## [Problem to work on]
Determine how many lines contain the string "sprocket" and reply with that number alone.

####################

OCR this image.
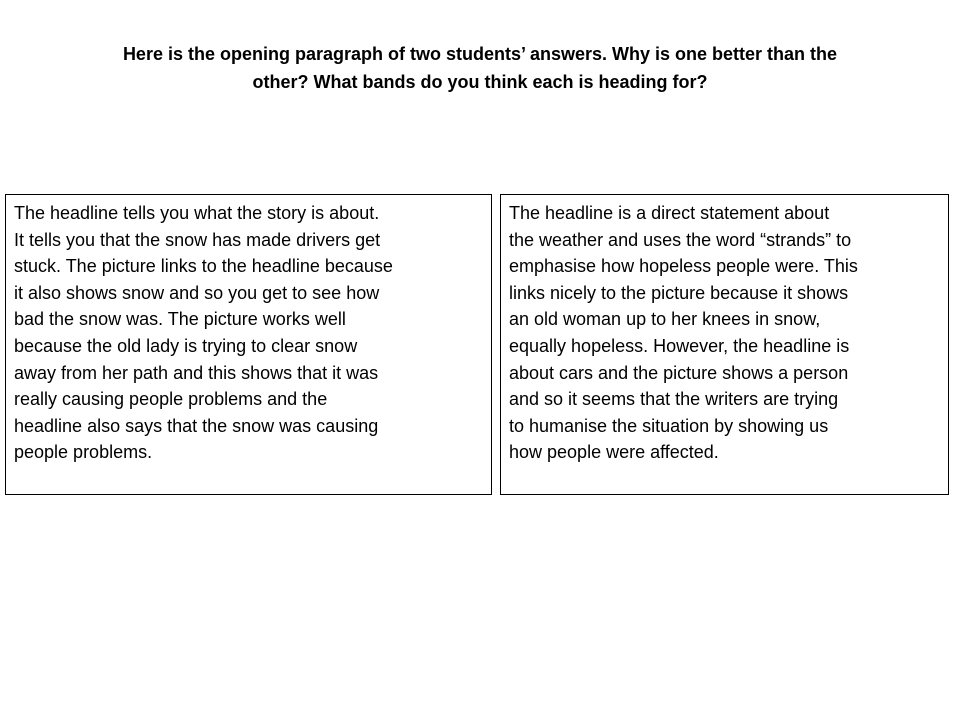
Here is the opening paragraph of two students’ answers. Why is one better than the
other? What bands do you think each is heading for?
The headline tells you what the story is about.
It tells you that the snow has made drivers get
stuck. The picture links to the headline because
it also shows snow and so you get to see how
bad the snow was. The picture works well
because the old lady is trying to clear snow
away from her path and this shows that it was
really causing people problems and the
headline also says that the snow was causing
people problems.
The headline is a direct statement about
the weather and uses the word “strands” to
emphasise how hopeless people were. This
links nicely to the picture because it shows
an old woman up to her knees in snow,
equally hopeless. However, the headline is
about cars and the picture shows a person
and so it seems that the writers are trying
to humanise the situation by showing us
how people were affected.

####################

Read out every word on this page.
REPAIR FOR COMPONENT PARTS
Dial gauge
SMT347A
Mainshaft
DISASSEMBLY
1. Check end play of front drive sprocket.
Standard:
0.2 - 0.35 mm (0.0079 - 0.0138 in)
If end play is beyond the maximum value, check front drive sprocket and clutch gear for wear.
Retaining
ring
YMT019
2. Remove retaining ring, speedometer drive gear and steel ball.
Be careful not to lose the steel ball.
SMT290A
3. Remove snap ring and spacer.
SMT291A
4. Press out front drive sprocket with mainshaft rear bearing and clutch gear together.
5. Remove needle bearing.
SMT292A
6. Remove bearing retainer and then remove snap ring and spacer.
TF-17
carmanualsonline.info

####################

## [Exercise answer]
3